Material provided =
>>>

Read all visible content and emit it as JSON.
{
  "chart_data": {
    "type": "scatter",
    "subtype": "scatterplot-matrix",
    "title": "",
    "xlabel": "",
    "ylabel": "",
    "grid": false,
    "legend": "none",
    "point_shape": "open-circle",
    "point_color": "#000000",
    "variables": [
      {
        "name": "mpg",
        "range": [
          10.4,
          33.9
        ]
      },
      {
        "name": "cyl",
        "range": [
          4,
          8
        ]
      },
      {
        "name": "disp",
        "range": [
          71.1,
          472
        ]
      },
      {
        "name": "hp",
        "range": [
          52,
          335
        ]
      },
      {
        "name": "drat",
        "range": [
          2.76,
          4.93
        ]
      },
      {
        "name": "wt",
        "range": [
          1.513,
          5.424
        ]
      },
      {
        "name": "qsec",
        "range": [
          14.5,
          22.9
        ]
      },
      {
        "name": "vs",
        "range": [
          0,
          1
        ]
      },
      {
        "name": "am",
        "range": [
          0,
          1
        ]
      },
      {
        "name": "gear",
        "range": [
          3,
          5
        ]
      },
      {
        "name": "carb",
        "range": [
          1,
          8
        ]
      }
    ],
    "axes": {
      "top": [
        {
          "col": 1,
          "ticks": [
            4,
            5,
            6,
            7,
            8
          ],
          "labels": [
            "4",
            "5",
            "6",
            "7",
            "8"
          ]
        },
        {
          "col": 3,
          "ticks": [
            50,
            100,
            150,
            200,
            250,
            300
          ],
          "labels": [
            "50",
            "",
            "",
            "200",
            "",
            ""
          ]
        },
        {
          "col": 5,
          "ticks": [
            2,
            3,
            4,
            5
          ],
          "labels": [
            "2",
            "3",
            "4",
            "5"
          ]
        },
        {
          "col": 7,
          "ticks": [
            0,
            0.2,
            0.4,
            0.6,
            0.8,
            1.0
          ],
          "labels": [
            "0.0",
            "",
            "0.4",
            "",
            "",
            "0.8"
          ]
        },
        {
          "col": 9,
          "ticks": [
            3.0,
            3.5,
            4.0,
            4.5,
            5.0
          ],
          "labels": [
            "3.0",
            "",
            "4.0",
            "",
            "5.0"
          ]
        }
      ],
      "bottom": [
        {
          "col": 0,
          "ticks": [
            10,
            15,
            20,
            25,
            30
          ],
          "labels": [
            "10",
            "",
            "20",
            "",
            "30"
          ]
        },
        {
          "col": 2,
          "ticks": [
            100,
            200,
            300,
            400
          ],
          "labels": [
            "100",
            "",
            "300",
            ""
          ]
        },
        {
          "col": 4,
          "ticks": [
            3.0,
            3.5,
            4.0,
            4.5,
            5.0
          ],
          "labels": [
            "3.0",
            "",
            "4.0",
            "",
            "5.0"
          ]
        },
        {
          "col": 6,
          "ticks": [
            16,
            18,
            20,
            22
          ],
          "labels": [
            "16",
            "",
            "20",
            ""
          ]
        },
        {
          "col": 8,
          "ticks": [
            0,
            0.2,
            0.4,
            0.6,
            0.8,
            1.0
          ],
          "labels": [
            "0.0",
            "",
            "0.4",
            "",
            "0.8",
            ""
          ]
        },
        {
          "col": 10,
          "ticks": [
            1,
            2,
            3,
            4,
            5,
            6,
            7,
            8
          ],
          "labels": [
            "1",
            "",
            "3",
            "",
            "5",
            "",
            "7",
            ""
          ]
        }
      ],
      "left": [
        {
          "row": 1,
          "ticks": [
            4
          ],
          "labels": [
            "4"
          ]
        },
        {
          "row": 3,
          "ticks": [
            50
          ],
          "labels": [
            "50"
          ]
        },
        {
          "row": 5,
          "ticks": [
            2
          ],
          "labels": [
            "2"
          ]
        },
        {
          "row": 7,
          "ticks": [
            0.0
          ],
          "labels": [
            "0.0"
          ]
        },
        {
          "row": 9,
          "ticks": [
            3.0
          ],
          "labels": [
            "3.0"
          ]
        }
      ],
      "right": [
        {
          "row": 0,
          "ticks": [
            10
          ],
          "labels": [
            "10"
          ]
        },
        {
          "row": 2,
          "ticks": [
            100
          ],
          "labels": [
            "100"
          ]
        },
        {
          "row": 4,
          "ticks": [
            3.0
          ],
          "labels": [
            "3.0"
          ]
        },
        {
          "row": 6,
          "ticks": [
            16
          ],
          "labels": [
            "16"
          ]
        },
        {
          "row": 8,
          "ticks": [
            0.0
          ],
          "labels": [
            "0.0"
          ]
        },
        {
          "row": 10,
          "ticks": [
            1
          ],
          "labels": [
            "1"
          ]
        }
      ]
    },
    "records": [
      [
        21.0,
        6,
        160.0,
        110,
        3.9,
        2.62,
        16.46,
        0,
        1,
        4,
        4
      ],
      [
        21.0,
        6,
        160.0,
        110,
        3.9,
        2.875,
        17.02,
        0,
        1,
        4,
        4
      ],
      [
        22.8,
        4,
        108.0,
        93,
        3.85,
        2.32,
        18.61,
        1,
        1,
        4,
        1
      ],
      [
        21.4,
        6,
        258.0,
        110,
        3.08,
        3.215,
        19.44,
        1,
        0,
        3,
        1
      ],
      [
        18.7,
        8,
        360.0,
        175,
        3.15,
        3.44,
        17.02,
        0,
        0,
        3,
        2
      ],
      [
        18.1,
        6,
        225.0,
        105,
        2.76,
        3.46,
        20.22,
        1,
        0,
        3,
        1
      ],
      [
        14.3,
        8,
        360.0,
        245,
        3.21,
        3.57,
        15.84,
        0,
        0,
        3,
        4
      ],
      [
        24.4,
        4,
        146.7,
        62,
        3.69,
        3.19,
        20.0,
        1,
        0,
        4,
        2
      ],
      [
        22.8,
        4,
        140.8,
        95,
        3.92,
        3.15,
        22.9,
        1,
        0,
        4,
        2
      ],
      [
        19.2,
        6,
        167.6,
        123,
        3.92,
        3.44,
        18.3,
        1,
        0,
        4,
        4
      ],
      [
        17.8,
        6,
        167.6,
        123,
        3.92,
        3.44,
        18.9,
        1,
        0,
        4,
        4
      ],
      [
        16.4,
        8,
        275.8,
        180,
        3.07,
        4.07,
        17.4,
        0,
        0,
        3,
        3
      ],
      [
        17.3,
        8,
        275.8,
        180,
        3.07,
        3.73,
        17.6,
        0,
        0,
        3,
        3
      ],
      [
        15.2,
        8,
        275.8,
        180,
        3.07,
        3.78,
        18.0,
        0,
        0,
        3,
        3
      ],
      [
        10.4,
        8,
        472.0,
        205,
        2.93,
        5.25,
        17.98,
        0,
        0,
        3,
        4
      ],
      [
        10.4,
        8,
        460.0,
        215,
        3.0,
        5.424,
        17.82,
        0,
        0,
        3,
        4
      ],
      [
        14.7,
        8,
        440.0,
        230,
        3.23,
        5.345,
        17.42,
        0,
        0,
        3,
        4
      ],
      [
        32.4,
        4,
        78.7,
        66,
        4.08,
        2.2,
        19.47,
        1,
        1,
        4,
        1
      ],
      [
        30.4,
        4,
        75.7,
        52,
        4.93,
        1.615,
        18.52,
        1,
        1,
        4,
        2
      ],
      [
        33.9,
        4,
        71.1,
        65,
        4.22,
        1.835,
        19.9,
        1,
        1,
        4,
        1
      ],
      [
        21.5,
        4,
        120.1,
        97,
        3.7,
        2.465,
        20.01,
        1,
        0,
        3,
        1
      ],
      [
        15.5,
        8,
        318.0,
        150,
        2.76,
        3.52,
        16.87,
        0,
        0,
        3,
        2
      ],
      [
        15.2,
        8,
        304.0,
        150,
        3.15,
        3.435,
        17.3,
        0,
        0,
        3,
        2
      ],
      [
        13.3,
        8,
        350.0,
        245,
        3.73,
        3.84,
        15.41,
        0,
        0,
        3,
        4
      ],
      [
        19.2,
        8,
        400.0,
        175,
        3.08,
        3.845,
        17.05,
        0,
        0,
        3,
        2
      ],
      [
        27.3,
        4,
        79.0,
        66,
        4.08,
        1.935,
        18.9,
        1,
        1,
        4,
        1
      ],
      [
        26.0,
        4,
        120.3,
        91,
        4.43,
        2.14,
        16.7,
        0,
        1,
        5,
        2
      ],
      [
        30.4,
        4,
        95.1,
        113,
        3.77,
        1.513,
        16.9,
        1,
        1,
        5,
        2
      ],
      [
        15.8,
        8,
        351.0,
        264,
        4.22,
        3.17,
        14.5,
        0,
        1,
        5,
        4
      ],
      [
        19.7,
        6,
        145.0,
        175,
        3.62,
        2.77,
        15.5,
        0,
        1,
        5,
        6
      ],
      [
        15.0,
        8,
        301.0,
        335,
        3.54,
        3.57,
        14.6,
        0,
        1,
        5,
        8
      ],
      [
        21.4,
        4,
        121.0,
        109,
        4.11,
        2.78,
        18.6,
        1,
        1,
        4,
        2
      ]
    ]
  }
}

<<<

The task =
Search the data for "name". Copy every line that has it.

Solution to this exercise =
        "name": "mpg",
        "name": "cyl",
        "name": "disp",
        "name": "hp",
        "name": "drat",
        "name": "wt",
        "name": "qsec",
        "name": "vs",
        "name": "am",
        "name": "gear",
        "name": "carb",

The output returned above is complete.